======== EXTRACTED INFORMATION

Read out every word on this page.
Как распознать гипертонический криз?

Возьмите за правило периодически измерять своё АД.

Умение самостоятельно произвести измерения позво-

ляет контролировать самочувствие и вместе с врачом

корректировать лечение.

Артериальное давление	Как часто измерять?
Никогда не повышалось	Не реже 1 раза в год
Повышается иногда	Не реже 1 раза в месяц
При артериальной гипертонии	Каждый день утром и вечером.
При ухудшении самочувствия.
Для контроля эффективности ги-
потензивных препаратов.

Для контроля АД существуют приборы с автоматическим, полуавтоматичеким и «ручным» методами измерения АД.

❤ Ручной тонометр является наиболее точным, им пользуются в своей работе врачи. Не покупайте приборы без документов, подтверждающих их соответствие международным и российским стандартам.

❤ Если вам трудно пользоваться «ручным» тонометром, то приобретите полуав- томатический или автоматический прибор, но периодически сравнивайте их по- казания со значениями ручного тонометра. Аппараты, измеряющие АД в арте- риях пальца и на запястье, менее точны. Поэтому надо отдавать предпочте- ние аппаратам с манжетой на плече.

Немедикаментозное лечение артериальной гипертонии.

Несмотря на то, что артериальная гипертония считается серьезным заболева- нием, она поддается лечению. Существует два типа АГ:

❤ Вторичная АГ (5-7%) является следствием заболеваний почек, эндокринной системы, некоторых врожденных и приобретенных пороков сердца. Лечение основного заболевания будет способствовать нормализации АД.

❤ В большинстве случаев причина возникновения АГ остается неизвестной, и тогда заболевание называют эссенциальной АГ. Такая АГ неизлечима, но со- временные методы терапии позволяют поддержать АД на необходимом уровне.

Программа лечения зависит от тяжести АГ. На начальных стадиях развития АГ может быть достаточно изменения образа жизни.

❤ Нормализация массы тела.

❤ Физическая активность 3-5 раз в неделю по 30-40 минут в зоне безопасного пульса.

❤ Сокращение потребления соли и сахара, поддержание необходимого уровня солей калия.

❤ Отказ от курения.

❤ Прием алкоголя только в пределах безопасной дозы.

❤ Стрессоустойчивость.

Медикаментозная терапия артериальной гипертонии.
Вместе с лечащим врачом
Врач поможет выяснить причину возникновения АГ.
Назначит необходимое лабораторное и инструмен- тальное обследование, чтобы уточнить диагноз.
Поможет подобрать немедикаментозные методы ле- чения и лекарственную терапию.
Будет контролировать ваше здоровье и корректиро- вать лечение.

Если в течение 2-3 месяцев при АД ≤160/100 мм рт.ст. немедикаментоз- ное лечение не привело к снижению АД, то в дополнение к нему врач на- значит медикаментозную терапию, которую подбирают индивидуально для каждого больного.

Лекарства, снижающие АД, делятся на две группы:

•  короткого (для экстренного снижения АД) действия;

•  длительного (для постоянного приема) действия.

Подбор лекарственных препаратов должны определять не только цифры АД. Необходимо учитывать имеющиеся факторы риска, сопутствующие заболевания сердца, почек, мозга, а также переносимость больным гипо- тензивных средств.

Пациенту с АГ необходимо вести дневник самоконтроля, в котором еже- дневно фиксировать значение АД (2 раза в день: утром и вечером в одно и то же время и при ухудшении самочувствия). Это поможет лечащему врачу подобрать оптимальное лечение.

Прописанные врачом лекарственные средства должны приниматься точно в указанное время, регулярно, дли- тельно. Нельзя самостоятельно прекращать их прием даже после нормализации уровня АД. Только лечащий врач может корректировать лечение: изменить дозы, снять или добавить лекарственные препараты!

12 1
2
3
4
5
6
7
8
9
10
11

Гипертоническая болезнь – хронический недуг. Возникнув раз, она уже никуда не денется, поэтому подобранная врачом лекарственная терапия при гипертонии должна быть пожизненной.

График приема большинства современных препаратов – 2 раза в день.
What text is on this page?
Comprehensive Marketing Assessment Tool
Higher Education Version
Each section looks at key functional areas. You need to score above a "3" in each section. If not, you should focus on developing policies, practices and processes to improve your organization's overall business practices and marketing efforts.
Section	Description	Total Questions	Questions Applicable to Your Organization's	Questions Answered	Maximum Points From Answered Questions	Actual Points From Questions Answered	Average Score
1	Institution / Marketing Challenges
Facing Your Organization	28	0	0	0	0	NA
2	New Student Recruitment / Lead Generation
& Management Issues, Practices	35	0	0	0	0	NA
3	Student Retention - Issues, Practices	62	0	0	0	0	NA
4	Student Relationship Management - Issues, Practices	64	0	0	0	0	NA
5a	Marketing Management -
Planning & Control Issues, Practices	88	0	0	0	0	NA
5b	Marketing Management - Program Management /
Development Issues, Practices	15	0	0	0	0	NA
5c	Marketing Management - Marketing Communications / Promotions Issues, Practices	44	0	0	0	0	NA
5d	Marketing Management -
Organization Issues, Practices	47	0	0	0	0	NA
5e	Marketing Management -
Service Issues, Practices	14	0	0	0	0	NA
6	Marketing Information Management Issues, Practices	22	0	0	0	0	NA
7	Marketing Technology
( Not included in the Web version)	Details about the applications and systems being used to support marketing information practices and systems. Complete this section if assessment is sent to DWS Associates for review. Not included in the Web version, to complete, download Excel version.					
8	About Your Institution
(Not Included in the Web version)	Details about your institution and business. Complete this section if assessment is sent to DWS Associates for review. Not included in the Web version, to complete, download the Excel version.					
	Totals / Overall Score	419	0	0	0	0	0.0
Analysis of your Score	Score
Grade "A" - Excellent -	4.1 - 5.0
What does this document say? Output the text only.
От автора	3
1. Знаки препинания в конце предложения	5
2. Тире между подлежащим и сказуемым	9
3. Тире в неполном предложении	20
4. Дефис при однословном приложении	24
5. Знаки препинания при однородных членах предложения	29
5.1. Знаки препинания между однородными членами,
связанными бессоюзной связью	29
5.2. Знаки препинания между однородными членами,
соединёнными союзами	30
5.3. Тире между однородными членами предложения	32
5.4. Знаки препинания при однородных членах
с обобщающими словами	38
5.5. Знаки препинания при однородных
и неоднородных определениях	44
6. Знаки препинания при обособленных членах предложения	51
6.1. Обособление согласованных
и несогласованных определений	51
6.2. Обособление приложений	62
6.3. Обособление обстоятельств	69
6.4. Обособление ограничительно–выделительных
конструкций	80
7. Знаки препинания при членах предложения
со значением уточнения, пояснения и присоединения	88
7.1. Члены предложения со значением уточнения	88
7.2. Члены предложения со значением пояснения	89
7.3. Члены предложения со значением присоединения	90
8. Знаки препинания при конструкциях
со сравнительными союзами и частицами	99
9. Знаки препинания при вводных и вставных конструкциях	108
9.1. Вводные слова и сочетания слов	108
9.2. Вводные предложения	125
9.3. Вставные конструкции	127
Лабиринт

================

### THE REQUEST
All the data must be duplicated exactly, with nothing added or removed.

### OUTPUT FOR THIS EXERCISE
Read out every word on this page.
Как распознать гипертонический криз?

Возьмите за правило периодически измерять своё АД.

Умение самостоятельно произвести измерения позво-

ляет контролировать самочувствие и вместе с врачом

корректировать лечение.

Артериальное давление	Как часто измерять?
Никогда не повышалось	Не реже 1 раза в год
Повышается иногда	Не реже 1 раза в месяц
При артериальной гипертонии	Каждый день утром и вечером.
При ухудшении самочувствия.
Для контроля эффективности ги-
потензивных препаратов.

Для контроля АД существуют приборы с автоматическим, полуавтоматичеким и «ручным» методами измерения АД.

❤ Ручной тонометр является наиболее точным, им пользуются в своей работе врачи. Не покупайте приборы без документов, подтверждающих их соответствие международным и российским стандартам.

❤ Если вам трудно пользоваться «ручным» тонометром, то приобретите полуав- томатический или автоматический прибор, но периодически сравнивайте их по- казания со значениями ручного тонометра. Аппараты, измеряющие АД в арте- риях пальца и на запястье, менее точны. Поэтому надо отдавать предпочте- ние аппаратам с манжетой на плече.

Немедикаментозное лечение артериальной гипертонии.

Несмотря на то, что артериальная гипертония считается серьезным заболева- нием, она поддается лечению. Существует два типа АГ:

❤ Вторичная АГ (5-7%) является следствием заболеваний почек, эндокринной системы, некоторых врожденных и приобретенных пороков сердца. Лечение основного заболевания будет способствовать нормализации АД.

❤ В большинстве случаев причина возникновения АГ остается неизвестной, и тогда заболевание называют эссенциальной АГ. Такая АГ неизлечима, но со- временные методы терапии позволяют поддержать АД на необходимом уровне.

Программа лечения зависит от тяжести АГ. На начальных стадиях развития АГ может быть достаточно изменения образа жизни.

❤ Нормализация массы тела.

❤ Физическая активность 3-5 раз в неделю по 30-40 минут в зоне безопасного пульса.

❤ Сокращение потребления соли и сахара, поддержание необходимого уровня солей калия.

❤ Отказ от курения.

❤ Прием алкоголя только в пределах безопасной дозы.

❤ Стрессоустойчивость.

Медикаментозная терапия артериальной гипертонии.
Вместе с лечащим врачом
Врач поможет выяснить причину возникновения АГ.
Назначит необходимое лабораторное и инструмен- тальное обследование, чтобы уточнить диагноз.
Поможет подобрать немедикаментозные методы ле- чения и лекарственную терапию.
Будет контролировать ваше здоровье и корректиро- вать лечение.

Если в течение 2-3 месяцев при АД ≤160/100 мм рт.ст. немедикаментоз- ное лечение не привело к снижению АД, то в дополнение к нему врач на- значит медикаментозную терапию, которую подбирают индивидуально для каждого больного.

Лекарства, снижающие АД, делятся на две группы:

•  короткого (для экстренного снижения АД) действия;

•  длительного (для постоянного приема) действия.

Подбор лекарственных препаратов должны определять не только цифры АД. Необходимо учитывать имеющиеся факторы риска, сопутствующие заболевания сердца, почек, мозга, а также переносимость больным гипо- тензивных средств.

Пациенту с АГ необходимо вести дневник самоконтроля, в котором еже- дневно фиксировать значение АД (2 раза в день: утром и вечером в одно и то же время и при ухудшении самочувствия). Это поможет лечащему врачу подобрать оптимальное лечение.

Прописанные врачом лекарственные средства должны приниматься точно в указанное время, регулярно, дли- тельно. Нельзя самостоятельно прекращать их прием даже после нормализации уровня АД. Только лечащий врач может корректировать лечение: изменить дозы, снять или добавить лекарственные препараты!

12 1
2
3
4
5
6
7
8
9
10
11

Гипертоническая болезнь – хронический недуг. Возникнув раз, она уже никуда не денется, поэтому подобранная врачом лекарственная терапия при гипертонии должна быть пожизненной.

График приема большинства современных препаратов – 2 раза в день.
What text is on this page?
Comprehensive Marketing Assessment Tool
Higher Education Version
Each section looks at key functional areas. You need to score above a "3" in each section. If not, you should focus on developing policies, practices and processes to improve your organization's overall business practices and marketing efforts.
Section	Description	Total Questions	Questions Applicable to Your Organization's	Questions Answered	Maximum Points From Answered Questions	Actual Points From Questions Answered	Average Score
1	Institution / Marketing Challenges
Facing Your Organization	28	0	0	0	0	NA
2	New Student Recruitment / Lead Generation
& Management Issues, Practices	35	0	0	0	0	NA
3	Student Retention - Issues, Practices	62	0	0	0	0	NA
4	Student Relationship Management - Issues, Practices	64	0	0	0	0	NA
5a	Marketing Management -
Planning & Control Issues, Practices	88	0	0	0	0	NA
5b	Marketing Management - Program Management /
Development Issues, Practices	15	0	0	0	0	NA
5c	Marketing Management - Marketing Communications / Promotions Issues, Practices	44	0	0	0	0	NA
5d	Marketing Management -
Organization Issues, Practices	47	0	0	0	0	NA
5e	Marketing Management -
Service Issues, Practices	14	0	0	0	0	NA
6	Marketing Information Management Issues, Practices	22	0	0	0	0	NA
7	Marketing Technology
( Not included in the Web version)	Details about the applications and systems being used to support marketing information practices and systems. Complete this section if assessment is sent to DWS Associates for review. Not included in the Web version, to complete, download Excel version.					
8	About Your Institution
(Not Included in the Web version)	Details about your institution and business. Complete this section if assessment is sent to DWS Associates for review. Not included in the Web version, to complete, download the Excel version.					
	Totals / Overall Score	419	0	0	0	0	0.0
Analysis of your Score	Score
Grade "A" - Excellent -	4.1 - 5.0
What does this document say? Output the text only.
От автора	3
1. Знаки препинания в конце предложения	5
2. Тире между подлежащим и сказуемым	9
3. Тире в неполном предложении	20
4. Дефис при однословном приложении	24
5. Знаки препинания при однородных членах предложения	29
5.1. Знаки препинания между однородными членами,
связанными бессоюзной связью	29
5.2. Знаки препинания между однородными членами,
соединёнными союзами	30
5.3. Тире между однородными членами предложения	32
5.4. Знаки препинания при однородных членах
с обобщающими словами	38
5.5. Знаки препинания при однородных
и неоднородных определениях	44
6. Знаки препинания при обособленных членах предложения	51
6.1. Обособление согласованных
и несогласованных определений	51
6.2. Обособление приложений	62
6.3. Обособление обстоятельств	69
6.4. Обособление ограничительно–выделительных
конструкций	80
7. Знаки препинания при членах предложения
со значением уточнения, пояснения и присоединения	88
7.1. Члены предложения со значением уточнения	88
7.2. Члены предложения со значением пояснения	89
7.3. Члены предложения со значением присоединения	90
8. Знаки препинания при конструкциях
со сравнительными союзами и частицами	99
9. Знаки препинания при вводных и вставных конструкциях	108
9.1. Вводные слова и сочетания слов	108
9.2. Вводные предложения	125
9.3. Вставные конструкции	127
Лабиринт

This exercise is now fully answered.